Supplied material:

──────────

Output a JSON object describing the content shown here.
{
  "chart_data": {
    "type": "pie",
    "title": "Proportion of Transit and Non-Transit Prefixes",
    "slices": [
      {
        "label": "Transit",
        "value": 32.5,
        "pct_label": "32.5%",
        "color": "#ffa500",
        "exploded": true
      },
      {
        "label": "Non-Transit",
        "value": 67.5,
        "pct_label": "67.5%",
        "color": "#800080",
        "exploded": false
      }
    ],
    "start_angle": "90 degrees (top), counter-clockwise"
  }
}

──────────

What you are asked to do: Write out every record shown above, word for word.

Solution:
Output a JSON object describing the content shown here.
{
  "chart_data": {
    "type": "pie",
    "title": "Proportion of Transit and Non-Transit Prefixes",
    "slices": [
      {
        "label": "Transit",
        "value": 32.5,
        "pct_label": "32.5%",
        "color": "#ffa500",
        "exploded": true
      },
      {
        "label": "Non-Transit",
        "value": 67.5,
        "pct_label": "67.5%",
        "color": "#800080",
        "exploded": false
      }
    ],
    "start_angle": "90 degrees (top), counter-clockwise"
  }
}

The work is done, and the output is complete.